(Stored data entries)
-.-.-

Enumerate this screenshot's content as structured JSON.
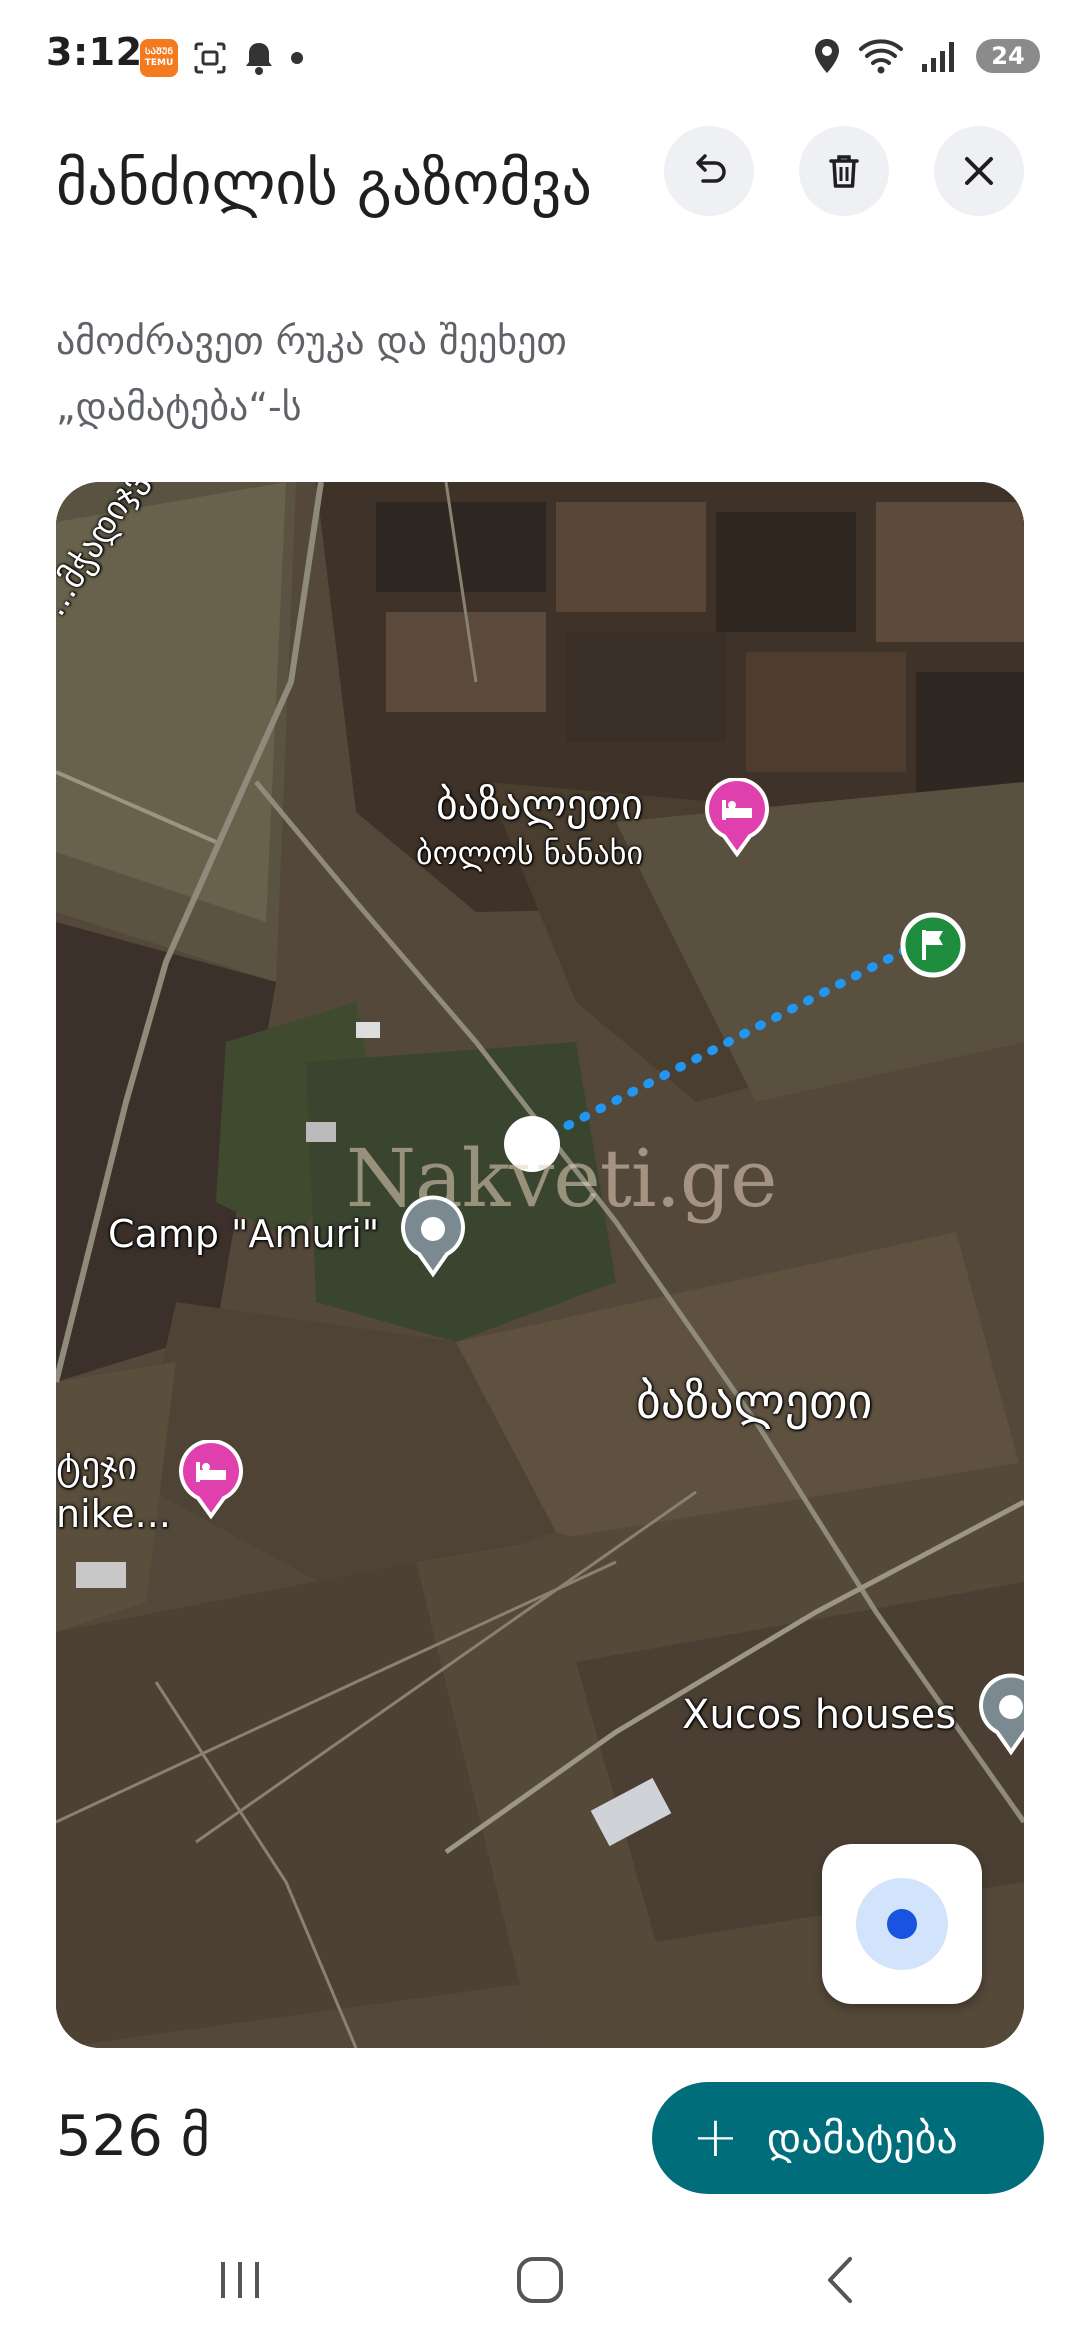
{
  "status_bar": {
    "time": "3:12",
    "temu_label_top": "ᲡᲐᲨᲣᲜ",
    "temu_label": "TEMU",
    "battery": "24"
  },
  "header": {
    "title": "მანძილის გაზომვა",
    "subtitle": "ამოძრავეთ რუკა და შეეხეთ „დამატება“-ს",
    "undo_icon": "undo-icon",
    "delete_icon": "trash-icon",
    "close_icon": "close-icon"
  },
  "map": {
    "labels": {
      "village_top": "ბაზალეთი",
      "village_sub": "ბოლოს ნანახი",
      "camp": "Camp \"Amuri\"",
      "village_big": "ბაზალეთი",
      "left_line1": "ტეჯი",
      "left_line2": "nike...",
      "xucos": "Xucos houses",
      "road": "...მჭადიჯვარი"
    },
    "watermark": "Nakveti.ge",
    "accent_colors": {
      "measure_line": "#2196f3",
      "flag_pin": "#1e8e3e",
      "hotel_pin": "#e040ad",
      "poi_pin": "#7a8a90"
    }
  },
  "footer": {
    "distance": "526 მ",
    "add_label": "დამატება",
    "add_icon": "+",
    "button_color": "#006d7a"
  }
}
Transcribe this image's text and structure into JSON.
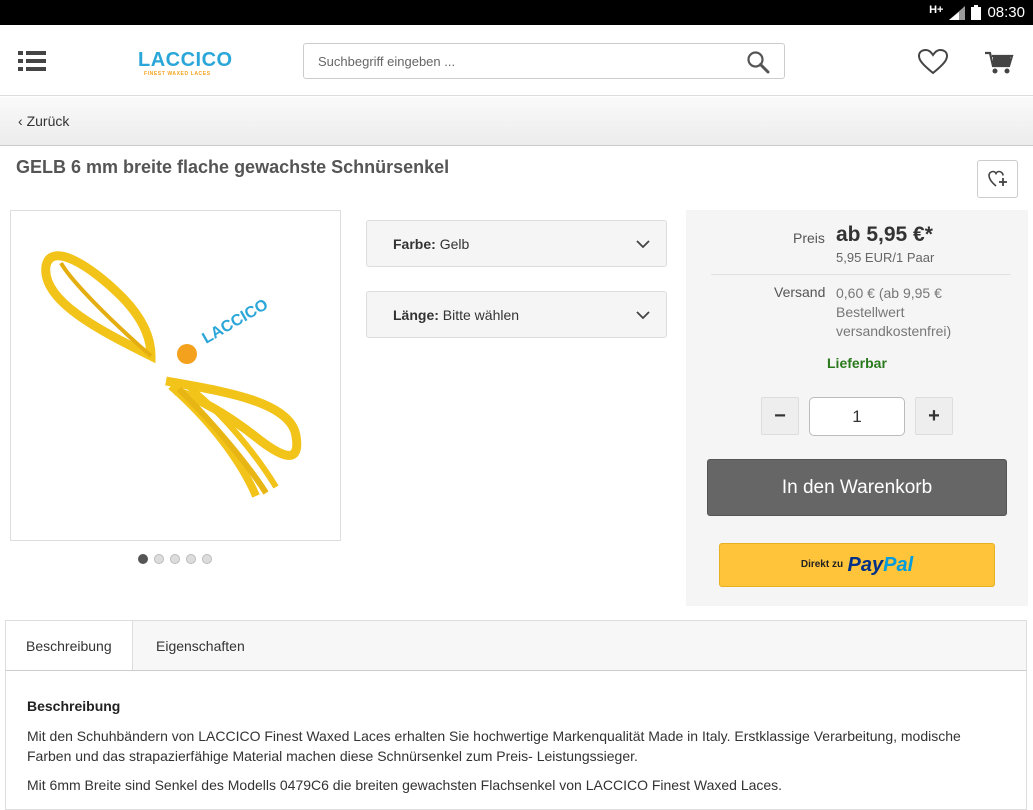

-.-.-

▶ _EXERCISE REQUIREMENTS_
Search the data for "დამატება" and list every line in which it occurs.

▶ _FINISHED TASK_
    "subtitle": "ამოძრავეთ რუკა და შეეხეთ „დამატება“-ს",
    "add_label": "დამატება",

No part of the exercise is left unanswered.